EXERCISE BRIEF
Look through the material below and count the lines with the string "name". Report only the count.

— Begin LISTING —

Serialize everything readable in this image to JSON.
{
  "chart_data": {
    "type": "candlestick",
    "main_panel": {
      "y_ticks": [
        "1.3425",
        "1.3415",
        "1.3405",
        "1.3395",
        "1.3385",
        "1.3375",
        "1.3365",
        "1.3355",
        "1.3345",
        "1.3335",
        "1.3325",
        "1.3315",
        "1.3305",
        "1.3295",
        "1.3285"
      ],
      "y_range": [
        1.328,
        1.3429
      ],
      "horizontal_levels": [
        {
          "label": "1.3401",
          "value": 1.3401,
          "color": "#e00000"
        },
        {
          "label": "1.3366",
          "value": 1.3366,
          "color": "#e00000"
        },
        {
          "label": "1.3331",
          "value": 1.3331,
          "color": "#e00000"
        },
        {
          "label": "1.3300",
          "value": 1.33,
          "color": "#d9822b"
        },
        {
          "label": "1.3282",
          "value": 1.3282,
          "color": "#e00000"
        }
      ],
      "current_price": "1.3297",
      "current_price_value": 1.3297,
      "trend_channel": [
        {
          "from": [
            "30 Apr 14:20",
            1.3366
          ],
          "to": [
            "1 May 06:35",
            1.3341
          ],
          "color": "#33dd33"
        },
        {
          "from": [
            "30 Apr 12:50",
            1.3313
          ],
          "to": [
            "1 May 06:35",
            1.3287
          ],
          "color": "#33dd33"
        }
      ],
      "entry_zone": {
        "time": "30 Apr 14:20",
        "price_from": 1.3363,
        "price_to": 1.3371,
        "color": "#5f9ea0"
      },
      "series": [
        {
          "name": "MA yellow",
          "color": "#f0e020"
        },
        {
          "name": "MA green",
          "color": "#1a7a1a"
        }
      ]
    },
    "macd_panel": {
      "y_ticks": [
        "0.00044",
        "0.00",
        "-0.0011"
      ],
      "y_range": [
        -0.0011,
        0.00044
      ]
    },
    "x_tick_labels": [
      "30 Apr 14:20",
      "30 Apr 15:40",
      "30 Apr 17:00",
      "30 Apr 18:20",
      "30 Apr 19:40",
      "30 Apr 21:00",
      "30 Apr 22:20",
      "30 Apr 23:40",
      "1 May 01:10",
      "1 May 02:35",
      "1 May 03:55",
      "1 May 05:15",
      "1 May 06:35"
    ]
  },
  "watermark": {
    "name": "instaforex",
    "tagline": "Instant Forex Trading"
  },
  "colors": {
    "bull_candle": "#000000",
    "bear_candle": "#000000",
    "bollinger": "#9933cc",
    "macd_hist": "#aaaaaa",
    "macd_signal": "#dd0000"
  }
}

— End LISTING —

RESULT BELOW
3